TASK BRIEF: Find the lines holding "JSON" and copy them.

++++ INPUT FOR THIS TASK ++++

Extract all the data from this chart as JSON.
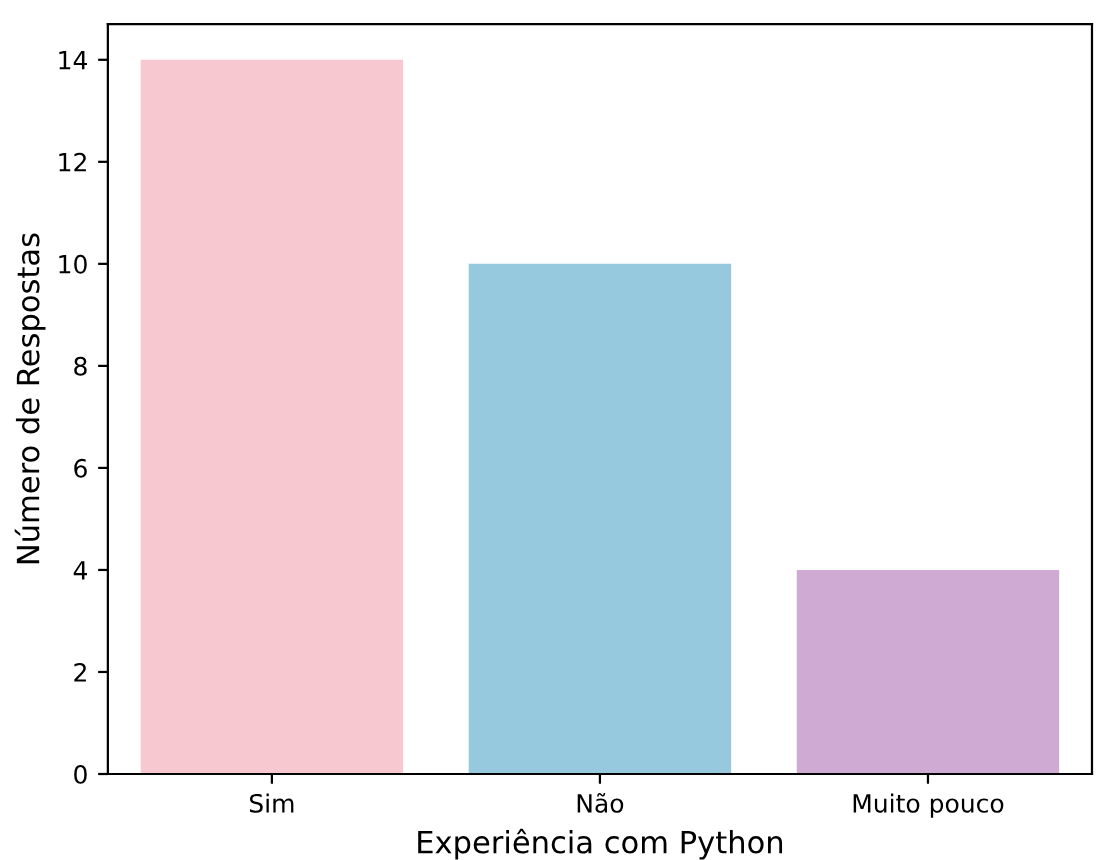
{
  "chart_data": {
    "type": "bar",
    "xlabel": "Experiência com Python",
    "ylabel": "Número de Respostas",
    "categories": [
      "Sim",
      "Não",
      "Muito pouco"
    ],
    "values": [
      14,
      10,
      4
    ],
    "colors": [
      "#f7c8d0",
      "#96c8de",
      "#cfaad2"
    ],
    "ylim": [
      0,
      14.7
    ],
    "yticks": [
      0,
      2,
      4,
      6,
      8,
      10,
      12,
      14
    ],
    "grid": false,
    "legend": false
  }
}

++++
++++ INPUT FOR THIS TASK ++++

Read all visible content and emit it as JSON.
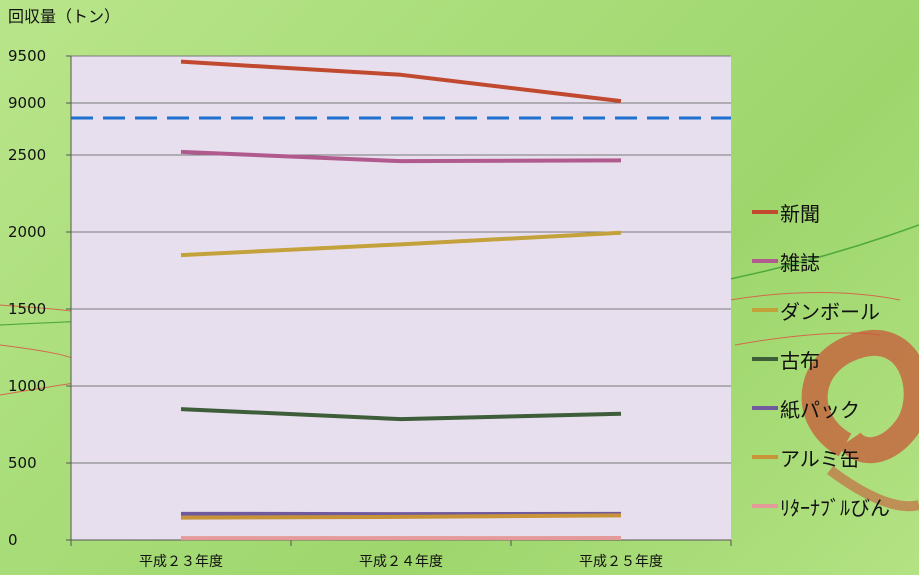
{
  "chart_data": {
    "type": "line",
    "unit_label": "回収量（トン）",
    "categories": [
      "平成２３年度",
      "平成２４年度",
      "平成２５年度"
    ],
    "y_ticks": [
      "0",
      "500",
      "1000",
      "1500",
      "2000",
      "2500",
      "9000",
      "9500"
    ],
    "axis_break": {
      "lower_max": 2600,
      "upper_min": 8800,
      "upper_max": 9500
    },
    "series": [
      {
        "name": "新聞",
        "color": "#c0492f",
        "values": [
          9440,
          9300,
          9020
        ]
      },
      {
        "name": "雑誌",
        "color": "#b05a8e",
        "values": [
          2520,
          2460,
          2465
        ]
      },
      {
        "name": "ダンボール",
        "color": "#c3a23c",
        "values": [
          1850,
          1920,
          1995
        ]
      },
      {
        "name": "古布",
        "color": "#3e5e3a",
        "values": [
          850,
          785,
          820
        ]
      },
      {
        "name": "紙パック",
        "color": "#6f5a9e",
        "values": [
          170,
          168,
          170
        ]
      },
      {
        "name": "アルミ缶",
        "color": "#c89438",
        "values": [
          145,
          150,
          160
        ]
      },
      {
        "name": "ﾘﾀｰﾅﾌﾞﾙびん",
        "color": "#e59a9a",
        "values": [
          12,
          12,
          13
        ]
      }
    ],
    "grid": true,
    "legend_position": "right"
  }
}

++++

CORRECT OUTPUT:
Extract all the data from this chart as JSON.
Read all visible content and emit it as JSON.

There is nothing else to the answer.